Written exercise: Restate every line of the material, word for word.

##### Listing #####

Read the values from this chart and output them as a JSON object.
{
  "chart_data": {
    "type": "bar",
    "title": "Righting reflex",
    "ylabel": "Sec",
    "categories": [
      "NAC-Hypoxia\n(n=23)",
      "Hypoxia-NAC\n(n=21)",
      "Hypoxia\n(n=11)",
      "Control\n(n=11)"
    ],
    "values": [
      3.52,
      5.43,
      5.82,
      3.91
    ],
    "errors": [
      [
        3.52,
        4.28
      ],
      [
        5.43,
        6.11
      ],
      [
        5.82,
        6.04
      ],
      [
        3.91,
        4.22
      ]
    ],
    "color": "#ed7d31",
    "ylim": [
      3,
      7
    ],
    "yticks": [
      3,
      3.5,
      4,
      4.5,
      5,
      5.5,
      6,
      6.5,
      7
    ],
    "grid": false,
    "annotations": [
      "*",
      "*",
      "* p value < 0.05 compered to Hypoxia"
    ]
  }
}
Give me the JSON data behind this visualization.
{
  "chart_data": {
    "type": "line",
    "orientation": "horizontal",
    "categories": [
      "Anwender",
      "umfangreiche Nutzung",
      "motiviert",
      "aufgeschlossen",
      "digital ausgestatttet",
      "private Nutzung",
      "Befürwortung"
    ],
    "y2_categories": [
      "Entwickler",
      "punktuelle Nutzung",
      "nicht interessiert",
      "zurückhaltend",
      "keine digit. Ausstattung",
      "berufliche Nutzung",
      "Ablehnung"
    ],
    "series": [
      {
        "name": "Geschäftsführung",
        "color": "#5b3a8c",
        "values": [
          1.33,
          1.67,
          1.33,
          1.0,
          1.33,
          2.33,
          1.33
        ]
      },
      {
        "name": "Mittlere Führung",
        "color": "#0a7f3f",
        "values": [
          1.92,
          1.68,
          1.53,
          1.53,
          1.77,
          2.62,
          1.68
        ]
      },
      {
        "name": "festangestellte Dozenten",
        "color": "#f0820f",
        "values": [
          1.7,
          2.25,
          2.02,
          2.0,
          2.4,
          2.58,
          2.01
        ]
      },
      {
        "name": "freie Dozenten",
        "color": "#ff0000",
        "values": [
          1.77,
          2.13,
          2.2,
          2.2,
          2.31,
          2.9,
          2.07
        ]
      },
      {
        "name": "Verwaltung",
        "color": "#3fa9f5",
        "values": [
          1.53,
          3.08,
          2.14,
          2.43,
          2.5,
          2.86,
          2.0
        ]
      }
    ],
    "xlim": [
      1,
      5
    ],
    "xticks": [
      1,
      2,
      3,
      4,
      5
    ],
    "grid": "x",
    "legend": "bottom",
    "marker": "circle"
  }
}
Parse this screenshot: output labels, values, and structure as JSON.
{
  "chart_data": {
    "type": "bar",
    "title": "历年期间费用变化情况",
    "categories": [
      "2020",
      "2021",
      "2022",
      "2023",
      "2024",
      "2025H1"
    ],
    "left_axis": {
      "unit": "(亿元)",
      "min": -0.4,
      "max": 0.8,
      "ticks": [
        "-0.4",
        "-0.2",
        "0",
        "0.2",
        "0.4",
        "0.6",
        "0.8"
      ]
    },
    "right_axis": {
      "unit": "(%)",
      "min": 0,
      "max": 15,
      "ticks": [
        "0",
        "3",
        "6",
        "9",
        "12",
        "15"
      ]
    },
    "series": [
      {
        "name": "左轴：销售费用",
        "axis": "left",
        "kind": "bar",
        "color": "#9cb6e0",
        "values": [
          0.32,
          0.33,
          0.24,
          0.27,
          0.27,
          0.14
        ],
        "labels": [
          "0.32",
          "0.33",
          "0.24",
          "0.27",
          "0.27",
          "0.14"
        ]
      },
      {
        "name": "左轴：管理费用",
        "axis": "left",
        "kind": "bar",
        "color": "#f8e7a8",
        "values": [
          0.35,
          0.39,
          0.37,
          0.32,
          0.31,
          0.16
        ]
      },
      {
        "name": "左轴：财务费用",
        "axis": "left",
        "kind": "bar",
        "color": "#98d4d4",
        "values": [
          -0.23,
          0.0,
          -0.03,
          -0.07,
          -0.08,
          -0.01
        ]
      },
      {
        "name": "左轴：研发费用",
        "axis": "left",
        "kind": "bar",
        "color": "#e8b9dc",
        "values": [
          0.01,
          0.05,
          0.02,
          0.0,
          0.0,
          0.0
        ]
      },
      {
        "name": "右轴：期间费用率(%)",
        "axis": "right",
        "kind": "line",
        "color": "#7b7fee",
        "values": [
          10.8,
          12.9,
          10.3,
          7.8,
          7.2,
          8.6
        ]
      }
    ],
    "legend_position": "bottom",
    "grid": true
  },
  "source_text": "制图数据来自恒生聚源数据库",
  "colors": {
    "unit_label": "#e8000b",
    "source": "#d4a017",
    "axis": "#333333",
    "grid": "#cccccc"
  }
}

#####

Full response:
Read the values from this chart and output them as a JSON object.
{
  "chart_data": {
    "type": "bar",
    "title": "Righting reflex",
    "ylabel": "Sec",
    "categories": [
      "NAC-Hypoxia\n(n=23)",
      "Hypoxia-NAC\n(n=21)",
      "Hypoxia\n(n=11)",
      "Control\n(n=11)"
    ],
    "values": [
      3.52,
      5.43,
      5.82,
      3.91
    ],
    "errors": [
      [
        3.52,
        4.28
      ],
      [
        5.43,
        6.11
      ],
      [
        5.82,
        6.04
      ],
      [
        3.91,
        4.22
      ]
    ],
    "color": "#ed7d31",
    "ylim": [
      3,
      7
    ],
    "yticks": [
      3,
      3.5,
      4,
      4.5,
      5,
      5.5,
      6,
      6.5,
      7
    ],
    "grid": false,
    "annotations": [
      "*",
      "*",
      "* p value < 0.05 compered to Hypoxia"
    ]
  }
}
Give me the JSON data behind this visualization.
{
  "chart_data": {
    "type": "line",
    "orientation": "horizontal",
    "categories": [
      "Anwender",
      "umfangreiche Nutzung",
      "motiviert",
      "aufgeschlossen",
      "digital ausgestatttet",
      "private Nutzung",
      "Befürwortung"
    ],
    "y2_categories": [
      "Entwickler",
      "punktuelle Nutzung",
      "nicht interessiert",
      "zurückhaltend",
      "keine digit. Ausstattung",
      "berufliche Nutzung",
      "Ablehnung"
    ],
    "series": [
      {
        "name": "Geschäftsführung",
        "color": "#5b3a8c",
        "values": [
          1.33,
          1.67,
          1.33,
          1.0,
          1.33,
          2.33,
          1.33
        ]
      },
      {
        "name": "Mittlere Führung",
        "color": "#0a7f3f",
        "values": [
          1.92,
          1.68,
          1.53,
          1.53,
          1.77,
          2.62,
          1.68
        ]
      },
      {
        "name": "festangestellte Dozenten",
        "color": "#f0820f",
        "values": [
          1.7,
          2.25,
          2.02,
          2.0,
          2.4,
          2.58,
          2.01
        ]
      },
      {
        "name": "freie Dozenten",
        "color": "#ff0000",
        "values": [
          1.77,
          2.13,
          2.2,
          2.2,
          2.31,
          2.9,
          2.07
        ]
      },
      {
        "name": "Verwaltung",
        "color": "#3fa9f5",
        "values": [
          1.53,
          3.08,
          2.14,
          2.43,
          2.5,
          2.86,
          2.0
        ]
      }
    ],
    "xlim": [
      1,
      5
    ],
    "xticks": [
      1,
      2,
      3,
      4,
      5
    ],
    "grid": "x",
    "legend": "bottom",
    "marker": "circle"
  }
}
Parse this screenshot: output labels, values, and structure as JSON.
{
  "chart_data": {
    "type": "bar",
    "title": "历年期间费用变化情况",
    "categories": [
      "2020",
      "2021",
      "2022",
      "2023",
      "2024",
      "2025H1"
    ],
    "left_axis": {
      "unit": "(亿元)",
      "min": -0.4,
      "max": 0.8,
      "ticks": [
        "-0.4",
        "-0.2",
        "0",
        "0.2",
        "0.4",
        "0.6",
        "0.8"
      ]
    },
    "right_axis": {
      "unit": "(%)",
      "min": 0,
      "max": 15,
      "ticks": [
        "0",
        "3",
        "6",
        "9",
        "12",
        "15"
      ]
    },
    "series": [
      {
        "name": "左轴：销售费用",
        "axis": "left",
        "kind": "bar",
        "color": "#9cb6e0",
        "values": [
          0.32,
          0.33,
          0.24,
          0.27,
          0.27,
          0.14
        ],
        "labels": [
          "0.32",
          "0.33",
          "0.24",
          "0.27",
          "0.27",
          "0.14"
        ]
      },
      {
        "name": "左轴：管理费用",
        "axis": "left",
        "kind": "bar",
        "color": "#f8e7a8",
        "values": [
          0.35,
          0.39,
          0.37,
          0.32,
          0.31,
          0.16
        ]
      },
      {
        "name": "左轴：财务费用",
        "axis": "left",
        "kind": "bar",
        "color": "#98d4d4",
        "values": [
          -0.23,
          0.0,
          -0.03,
          -0.07,
          -0.08,
          -0.01
        ]
      },
      {
        "name": "左轴：研发费用",
        "axis": "left",
        "kind": "bar",
        "color": "#e8b9dc",
        "values": [
          0.01,
          0.05,
          0.02,
          0.0,
          0.0,
          0.0
        ]
      },
      {
        "name": "右轴：期间费用率(%)",
        "axis": "right",
        "kind": "line",
        "color": "#7b7fee",
        "values": [
          10.8,
          12.9,
          10.3,
          7.8,
          7.2,
          8.6
        ]
      }
    ],
    "legend_position": "bottom",
    "grid": true
  },
  "source_text": "制图数据来自恒生聚源数据库",
  "colors": {
    "unit_label": "#e8000b",
    "source": "#d4a017",
    "axis": "#333333",
    "grid": "#cccccc"
  }
}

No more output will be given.